WHAT YOU HAVE TO DO:
In the records below, find each line containing the word "name" and copy it.
===== DATA EXTRACT
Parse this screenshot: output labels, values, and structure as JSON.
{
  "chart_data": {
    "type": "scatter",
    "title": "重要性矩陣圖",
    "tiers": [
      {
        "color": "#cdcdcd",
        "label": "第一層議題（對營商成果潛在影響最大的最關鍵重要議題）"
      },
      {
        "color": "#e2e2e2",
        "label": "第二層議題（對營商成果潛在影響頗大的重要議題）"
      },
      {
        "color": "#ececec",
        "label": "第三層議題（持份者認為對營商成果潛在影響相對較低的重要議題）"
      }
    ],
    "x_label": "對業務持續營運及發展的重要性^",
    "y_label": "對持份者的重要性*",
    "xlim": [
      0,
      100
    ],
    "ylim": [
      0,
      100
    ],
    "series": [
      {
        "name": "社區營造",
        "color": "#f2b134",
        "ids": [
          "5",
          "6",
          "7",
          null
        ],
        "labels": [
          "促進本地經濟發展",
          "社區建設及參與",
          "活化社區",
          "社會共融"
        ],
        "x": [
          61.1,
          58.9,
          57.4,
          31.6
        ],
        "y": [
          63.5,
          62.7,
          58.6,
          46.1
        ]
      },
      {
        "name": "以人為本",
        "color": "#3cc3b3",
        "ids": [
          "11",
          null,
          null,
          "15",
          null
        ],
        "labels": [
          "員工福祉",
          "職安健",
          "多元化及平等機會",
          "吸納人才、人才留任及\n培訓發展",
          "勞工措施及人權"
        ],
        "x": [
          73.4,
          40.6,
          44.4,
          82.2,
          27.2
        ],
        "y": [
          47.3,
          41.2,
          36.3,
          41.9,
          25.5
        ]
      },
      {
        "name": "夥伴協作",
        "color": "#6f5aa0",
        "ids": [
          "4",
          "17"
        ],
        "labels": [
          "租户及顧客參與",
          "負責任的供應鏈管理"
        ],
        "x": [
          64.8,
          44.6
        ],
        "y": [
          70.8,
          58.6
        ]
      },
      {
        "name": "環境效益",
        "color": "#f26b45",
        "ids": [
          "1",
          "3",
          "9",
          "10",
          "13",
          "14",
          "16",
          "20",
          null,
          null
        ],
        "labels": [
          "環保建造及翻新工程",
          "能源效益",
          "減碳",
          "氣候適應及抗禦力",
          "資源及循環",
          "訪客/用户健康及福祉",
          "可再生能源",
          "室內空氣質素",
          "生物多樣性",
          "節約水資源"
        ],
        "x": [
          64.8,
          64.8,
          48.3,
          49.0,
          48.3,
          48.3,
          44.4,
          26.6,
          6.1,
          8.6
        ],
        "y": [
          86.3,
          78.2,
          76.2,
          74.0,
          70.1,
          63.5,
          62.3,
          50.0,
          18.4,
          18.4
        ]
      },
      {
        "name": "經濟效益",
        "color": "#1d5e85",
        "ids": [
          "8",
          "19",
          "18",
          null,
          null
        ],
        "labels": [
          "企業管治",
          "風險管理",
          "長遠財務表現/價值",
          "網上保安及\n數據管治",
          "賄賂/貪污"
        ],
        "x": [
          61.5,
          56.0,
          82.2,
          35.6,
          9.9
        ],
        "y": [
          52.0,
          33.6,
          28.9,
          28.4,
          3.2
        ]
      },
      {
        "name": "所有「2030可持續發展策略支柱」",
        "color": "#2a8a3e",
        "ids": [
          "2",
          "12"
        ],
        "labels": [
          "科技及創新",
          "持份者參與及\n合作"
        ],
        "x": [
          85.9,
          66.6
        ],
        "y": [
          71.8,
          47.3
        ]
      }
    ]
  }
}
==========
WRITTEN SOLUTION:
        "name": "社區營造",
        "name": "以人為本",
        "name": "夥伴協作",
        "name": "環境效益",
        "name": "經濟效益",
        "name": "所有「2030可持續發展策略支柱」",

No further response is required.